• QUOTED TEXT:

On Friday 03 August 2007 19:15:27 Scott Walters wrote:
I am definitely in the "monitor only" camp. As appealing as
"self-healing" may seem, I've seen attempts go horrible wrong too many
times. For example, shutting down Oracle for upgrades and then being
restarted in the middle of the upgrade. Not good.
How about the easy example of a web server not responding. Do you restart it ? In the case I am thinking of, no. Since, the reason it is not responding is that the database server it (and another 4 webservers) is waiting for is having problems. Restarting the web server would drop the >1000 existing (working) sessions, causing a full-blown outage, and migrate the problem to the other 4 web servers that sit behind the same load balancer.
I also agree that "self-healing" lends itself to band-aids that avoid
root-cause determination.
Or *prevent* the root-cause determination. For example, I had a problem on an LDAP server that appeared once in 2 or 3 weeks. I start it under a debugger, and when next experienced the problem, some online debugging (after taking it out of the pool) with a developer found and fixed the bug within one hour (and allowed me to understand the cause so I could work around it). A restart here would have meant waiting some more and another few outages.
I don't think this requires "baby-sitting," but a commitment to fixing things once. I have also had the
displeasure of making permanent band-aids, but I cannot condone it.
We do have some applications that require supervision ... but for them we use daemon-tools or supervise-scripts (a re-implementation of daemon-tools), as these are *much* better at supervision than a monitoring system. If you really need a baby-sitter, the monitoring system isn't the best one ...
All of those "operational" aspects aside, I've convinced myself from a
security point of view, corrective action from monitoring is bad-- a
clear violation of the separation of duties. You don't want your
auditors "cleaning up" the numbers as they go over your books.
You know what's better than your webserver being automatically
restarted when it crashes? Your webserver not crashing.
I completely support the absence of corrective actions from monitor
triggers. The question I have yet to answer satisfactorily is,"Should
the monitoring system perform additional data collection after
specific errors?" For example, running a particular "find" command
when disk usage increases to try and identify which files are causing
the partition to fill.
Or attach a debugger to the hung process and get a backtrace ?
Regards,
Buchan

• WHAT THIS TASK INVOLVES:
Can you rewrite the passage of the monitoring discussion that starts with "I don't think" and ends with "over your books.", swapping "auditors" for "accountants"?

• DATA SHOWN:
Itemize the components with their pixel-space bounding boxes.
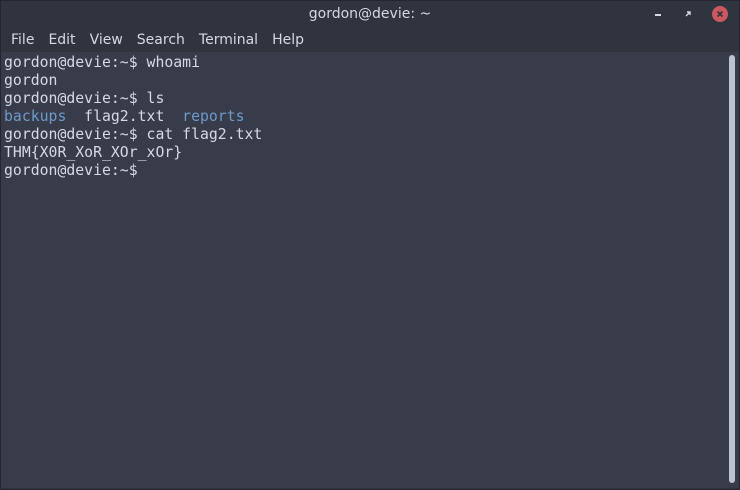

• TASK SOLUTION:
I don't think this requires "baby-sitting," but a commitment to fixing things once. I have also had the
displeasure of making permanent band-aids, but I cannot condone it.
We do have some applications that require supervision ... but for them we use daemon-tools or supervise-scripts (a re-implementation of daemon-tools), as these are *much* better at supervision than a monitoring system. If you really need a baby-sitter, the monitoring system isn't the best one ...
All of those "operational" aspects aside, I've convinced myself from a
security point of view, corrective action from monitoring is bad-- a
clear violation of the separation of duties. You don't want your
accountants "cleaning up" the numbers as they go over your books.